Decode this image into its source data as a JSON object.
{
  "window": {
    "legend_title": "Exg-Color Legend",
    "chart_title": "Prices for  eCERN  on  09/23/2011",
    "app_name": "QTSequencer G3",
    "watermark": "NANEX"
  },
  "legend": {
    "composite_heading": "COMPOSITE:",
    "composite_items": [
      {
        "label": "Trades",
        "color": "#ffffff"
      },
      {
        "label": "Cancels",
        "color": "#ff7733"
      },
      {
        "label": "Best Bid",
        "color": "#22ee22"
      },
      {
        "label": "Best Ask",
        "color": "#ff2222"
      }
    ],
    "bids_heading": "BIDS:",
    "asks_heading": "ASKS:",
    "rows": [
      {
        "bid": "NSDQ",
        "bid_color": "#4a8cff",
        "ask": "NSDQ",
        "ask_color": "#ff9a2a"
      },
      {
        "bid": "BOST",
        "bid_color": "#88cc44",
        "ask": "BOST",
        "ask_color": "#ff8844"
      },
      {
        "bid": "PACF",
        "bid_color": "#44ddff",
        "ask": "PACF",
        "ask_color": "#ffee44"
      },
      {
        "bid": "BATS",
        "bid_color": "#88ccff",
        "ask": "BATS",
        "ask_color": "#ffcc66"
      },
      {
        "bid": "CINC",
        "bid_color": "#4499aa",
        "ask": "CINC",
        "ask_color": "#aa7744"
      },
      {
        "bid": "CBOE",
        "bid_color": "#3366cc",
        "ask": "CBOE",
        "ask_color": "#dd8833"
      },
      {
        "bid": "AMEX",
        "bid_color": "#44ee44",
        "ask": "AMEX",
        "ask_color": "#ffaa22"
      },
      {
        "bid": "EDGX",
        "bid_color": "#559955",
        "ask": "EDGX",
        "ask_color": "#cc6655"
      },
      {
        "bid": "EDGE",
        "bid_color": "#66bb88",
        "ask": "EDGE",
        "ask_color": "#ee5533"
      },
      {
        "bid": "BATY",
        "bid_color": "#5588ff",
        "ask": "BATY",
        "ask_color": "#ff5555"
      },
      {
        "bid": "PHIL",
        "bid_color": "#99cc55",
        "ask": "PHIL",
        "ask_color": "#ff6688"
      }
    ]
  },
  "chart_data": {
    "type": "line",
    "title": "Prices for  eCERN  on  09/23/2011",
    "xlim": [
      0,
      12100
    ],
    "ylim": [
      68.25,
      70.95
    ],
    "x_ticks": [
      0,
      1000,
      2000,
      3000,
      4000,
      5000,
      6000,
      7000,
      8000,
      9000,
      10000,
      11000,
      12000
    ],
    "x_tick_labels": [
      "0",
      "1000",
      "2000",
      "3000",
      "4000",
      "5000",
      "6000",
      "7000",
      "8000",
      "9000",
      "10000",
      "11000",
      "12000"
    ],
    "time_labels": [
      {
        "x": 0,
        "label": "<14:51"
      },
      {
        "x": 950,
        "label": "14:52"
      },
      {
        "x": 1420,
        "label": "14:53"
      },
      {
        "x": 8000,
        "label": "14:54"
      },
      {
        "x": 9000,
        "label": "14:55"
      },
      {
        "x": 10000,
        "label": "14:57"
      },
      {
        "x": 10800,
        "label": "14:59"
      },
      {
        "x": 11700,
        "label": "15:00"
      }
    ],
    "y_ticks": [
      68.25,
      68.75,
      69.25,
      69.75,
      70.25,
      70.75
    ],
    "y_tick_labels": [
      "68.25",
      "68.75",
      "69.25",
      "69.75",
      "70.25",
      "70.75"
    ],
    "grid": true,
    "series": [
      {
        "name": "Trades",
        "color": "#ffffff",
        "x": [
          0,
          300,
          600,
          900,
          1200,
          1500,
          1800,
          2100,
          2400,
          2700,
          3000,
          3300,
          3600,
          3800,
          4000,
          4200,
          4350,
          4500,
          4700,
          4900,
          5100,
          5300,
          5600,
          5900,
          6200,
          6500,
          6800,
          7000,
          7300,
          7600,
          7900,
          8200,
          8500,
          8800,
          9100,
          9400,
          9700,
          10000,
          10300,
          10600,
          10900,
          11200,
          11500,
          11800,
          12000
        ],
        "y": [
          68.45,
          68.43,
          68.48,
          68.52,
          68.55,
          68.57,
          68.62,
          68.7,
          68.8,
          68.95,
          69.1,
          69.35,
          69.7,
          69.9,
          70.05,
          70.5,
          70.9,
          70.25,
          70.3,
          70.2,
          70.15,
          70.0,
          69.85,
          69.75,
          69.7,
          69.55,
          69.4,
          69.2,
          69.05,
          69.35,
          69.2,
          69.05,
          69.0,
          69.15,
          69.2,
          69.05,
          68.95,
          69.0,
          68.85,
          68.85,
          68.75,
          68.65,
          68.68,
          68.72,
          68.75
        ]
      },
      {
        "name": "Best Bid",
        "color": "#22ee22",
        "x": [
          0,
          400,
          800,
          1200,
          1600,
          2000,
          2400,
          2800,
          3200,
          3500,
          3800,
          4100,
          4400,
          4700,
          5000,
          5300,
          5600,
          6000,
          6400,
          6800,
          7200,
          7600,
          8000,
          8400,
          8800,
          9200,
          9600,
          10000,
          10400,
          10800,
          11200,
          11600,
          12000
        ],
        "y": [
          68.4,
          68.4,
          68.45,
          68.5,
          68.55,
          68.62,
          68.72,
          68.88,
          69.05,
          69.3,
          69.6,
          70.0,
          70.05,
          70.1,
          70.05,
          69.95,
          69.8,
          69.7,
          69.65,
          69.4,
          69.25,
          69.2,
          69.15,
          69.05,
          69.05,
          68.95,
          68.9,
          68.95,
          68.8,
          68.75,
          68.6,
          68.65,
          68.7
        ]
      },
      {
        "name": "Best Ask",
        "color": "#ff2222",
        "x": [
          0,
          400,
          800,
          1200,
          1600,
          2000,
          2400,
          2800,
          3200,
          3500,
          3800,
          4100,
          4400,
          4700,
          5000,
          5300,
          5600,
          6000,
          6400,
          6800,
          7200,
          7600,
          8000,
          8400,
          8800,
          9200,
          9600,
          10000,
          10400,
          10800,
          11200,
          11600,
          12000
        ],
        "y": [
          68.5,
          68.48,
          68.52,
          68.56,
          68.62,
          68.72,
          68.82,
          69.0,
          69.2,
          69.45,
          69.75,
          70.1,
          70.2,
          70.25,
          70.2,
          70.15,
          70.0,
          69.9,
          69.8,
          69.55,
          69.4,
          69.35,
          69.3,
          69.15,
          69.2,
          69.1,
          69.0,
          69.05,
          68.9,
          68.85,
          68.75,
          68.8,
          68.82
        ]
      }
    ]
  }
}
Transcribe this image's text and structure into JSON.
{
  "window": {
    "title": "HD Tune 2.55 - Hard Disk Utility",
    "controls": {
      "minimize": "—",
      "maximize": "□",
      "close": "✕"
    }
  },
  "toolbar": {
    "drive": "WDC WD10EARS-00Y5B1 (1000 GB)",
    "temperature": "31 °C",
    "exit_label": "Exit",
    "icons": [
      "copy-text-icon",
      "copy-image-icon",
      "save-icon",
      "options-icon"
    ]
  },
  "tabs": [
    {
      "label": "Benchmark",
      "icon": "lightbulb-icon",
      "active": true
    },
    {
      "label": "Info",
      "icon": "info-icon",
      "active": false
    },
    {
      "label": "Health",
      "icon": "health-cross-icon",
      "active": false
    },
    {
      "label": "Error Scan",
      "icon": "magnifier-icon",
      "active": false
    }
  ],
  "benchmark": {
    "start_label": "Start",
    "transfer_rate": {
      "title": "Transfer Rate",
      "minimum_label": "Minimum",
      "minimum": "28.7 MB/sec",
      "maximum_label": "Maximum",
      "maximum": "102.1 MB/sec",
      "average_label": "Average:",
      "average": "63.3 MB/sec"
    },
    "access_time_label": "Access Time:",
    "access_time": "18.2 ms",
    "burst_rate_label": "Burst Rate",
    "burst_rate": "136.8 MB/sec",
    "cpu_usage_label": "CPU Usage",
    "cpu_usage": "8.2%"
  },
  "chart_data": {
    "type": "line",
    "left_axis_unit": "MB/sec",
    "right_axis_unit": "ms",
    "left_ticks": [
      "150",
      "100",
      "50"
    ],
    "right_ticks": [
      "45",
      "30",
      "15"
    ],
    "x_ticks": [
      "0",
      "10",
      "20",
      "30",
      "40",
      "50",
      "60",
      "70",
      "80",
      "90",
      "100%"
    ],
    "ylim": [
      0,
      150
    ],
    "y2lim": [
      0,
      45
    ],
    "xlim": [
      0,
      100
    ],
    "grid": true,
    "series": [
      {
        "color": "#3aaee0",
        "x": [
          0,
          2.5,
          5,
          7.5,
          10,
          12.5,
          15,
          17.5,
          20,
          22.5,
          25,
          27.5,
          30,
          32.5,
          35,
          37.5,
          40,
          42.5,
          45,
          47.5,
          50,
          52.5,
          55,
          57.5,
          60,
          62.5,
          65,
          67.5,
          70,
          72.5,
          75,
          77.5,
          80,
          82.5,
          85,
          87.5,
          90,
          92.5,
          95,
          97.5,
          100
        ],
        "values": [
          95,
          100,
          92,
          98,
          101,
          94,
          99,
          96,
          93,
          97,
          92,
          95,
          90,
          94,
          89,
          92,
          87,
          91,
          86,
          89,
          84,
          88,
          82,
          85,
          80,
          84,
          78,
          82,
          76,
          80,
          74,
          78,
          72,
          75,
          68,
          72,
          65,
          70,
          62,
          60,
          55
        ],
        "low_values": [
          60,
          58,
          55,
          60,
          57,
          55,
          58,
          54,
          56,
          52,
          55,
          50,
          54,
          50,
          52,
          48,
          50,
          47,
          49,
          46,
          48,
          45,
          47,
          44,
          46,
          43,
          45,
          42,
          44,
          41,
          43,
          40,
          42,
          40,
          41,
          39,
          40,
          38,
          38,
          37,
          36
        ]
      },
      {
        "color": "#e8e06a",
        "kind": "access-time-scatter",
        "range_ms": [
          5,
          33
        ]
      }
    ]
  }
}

━━━━━━

(Task directions)
From the entries above, select each line containing the string "Best".

(Solved problem)
        "label": "Best Bid",
        "label": "Best Ask",
        "name": "Best Bid",
        "name": "Best Ask",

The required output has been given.